Stored entries:
------------------------------------------------------------------------
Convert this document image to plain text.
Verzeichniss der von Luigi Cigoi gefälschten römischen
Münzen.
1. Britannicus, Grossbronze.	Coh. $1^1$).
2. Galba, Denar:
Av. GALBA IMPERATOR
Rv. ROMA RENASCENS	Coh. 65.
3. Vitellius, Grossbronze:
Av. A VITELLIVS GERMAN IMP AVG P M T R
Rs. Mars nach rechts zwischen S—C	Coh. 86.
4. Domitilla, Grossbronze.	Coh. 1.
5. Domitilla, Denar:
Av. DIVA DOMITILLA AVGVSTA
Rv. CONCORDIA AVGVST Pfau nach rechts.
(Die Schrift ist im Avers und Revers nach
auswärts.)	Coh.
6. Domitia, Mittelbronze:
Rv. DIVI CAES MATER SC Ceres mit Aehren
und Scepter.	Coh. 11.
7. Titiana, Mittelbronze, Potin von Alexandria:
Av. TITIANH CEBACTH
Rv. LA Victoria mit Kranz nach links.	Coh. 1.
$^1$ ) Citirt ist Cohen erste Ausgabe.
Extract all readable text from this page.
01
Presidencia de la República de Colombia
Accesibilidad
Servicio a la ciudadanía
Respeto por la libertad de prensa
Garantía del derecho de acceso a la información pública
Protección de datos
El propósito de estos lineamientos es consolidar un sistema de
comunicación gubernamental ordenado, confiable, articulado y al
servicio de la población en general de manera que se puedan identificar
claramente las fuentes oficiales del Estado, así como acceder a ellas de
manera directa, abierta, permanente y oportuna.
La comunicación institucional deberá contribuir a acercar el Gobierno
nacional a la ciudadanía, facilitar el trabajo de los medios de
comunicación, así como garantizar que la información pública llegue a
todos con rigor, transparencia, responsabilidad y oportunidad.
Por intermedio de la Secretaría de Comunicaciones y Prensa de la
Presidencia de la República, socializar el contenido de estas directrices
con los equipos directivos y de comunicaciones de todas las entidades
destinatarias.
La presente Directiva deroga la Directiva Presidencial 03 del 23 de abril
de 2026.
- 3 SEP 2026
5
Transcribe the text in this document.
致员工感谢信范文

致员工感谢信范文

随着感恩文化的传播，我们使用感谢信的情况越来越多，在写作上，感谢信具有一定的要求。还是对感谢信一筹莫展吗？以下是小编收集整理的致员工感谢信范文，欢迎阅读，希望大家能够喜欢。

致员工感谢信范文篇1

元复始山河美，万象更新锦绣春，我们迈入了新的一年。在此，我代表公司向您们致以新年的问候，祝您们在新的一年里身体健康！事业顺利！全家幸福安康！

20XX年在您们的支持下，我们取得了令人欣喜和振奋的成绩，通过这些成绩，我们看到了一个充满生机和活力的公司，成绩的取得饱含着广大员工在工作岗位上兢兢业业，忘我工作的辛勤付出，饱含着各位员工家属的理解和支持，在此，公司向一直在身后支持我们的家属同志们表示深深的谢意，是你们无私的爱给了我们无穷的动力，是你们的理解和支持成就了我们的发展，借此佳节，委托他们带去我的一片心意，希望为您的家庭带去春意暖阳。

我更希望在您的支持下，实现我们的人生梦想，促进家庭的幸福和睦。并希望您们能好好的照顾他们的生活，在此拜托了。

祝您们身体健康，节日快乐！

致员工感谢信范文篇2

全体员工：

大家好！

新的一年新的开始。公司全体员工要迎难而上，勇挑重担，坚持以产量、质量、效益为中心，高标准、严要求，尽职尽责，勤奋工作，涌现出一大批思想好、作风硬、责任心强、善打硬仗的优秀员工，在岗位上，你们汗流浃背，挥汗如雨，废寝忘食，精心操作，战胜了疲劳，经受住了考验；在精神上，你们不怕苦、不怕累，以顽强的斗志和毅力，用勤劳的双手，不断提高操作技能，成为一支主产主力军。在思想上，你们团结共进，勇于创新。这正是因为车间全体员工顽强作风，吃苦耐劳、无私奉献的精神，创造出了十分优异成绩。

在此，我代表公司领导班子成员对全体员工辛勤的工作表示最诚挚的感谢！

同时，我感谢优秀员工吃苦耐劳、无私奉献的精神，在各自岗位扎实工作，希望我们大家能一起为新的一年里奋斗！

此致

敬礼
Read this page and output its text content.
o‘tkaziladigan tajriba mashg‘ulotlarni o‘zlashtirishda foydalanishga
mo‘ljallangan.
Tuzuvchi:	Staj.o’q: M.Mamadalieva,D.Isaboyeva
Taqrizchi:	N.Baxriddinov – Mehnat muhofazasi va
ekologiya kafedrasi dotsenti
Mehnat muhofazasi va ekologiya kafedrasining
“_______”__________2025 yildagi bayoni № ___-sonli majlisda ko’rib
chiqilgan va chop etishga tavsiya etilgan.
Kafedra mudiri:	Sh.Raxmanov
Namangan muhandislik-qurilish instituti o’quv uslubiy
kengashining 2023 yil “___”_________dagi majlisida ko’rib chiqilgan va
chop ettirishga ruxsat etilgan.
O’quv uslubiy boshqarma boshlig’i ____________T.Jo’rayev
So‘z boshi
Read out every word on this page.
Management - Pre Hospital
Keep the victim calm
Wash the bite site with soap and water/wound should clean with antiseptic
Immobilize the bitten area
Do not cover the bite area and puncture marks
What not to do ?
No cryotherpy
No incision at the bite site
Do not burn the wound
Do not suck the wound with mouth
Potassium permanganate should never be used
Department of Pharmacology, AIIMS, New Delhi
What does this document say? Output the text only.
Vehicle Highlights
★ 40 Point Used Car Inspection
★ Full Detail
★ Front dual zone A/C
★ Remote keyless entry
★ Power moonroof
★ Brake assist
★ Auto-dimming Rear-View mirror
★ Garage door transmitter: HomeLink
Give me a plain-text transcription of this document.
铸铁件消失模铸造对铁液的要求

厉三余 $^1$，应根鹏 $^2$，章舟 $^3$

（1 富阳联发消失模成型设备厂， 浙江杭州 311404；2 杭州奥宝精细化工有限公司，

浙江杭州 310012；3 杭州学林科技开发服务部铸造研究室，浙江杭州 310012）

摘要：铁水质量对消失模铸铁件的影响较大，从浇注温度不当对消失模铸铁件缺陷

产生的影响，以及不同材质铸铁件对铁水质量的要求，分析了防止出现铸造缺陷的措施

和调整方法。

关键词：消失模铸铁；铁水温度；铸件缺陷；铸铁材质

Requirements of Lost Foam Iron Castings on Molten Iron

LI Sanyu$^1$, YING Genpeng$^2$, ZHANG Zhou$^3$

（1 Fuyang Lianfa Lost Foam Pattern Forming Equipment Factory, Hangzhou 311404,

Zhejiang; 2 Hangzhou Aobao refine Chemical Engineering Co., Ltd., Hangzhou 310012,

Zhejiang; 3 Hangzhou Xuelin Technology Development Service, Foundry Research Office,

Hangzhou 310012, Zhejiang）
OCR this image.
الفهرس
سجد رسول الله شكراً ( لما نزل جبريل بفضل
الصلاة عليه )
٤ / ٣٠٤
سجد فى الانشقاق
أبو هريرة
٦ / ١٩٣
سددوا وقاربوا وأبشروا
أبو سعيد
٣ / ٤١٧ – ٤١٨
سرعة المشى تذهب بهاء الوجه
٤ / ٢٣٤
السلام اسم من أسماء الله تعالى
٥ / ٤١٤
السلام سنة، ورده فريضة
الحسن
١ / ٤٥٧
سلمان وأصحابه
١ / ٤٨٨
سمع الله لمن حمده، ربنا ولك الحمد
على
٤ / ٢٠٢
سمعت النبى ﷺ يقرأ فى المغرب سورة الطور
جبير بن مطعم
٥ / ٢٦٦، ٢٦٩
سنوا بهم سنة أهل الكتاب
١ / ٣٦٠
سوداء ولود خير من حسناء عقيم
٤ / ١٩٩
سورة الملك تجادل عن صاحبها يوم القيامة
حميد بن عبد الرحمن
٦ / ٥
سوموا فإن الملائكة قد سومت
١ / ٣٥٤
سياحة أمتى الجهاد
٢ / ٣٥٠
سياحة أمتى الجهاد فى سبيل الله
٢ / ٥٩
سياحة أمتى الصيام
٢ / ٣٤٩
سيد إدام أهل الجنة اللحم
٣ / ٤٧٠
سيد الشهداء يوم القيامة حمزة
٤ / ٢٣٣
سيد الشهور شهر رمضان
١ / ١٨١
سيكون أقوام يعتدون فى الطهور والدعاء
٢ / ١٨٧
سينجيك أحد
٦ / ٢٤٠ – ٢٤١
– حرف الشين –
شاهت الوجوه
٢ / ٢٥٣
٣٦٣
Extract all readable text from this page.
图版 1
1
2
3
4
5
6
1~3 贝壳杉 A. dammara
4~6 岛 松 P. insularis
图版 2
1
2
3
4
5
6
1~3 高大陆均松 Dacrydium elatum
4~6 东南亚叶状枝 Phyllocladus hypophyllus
------------------------------------------------------------------------
EXERCISE BRIEF: Only the number is wanted: how many lines contain the string "سياحة"?

COMPLETE OUTPUT: 3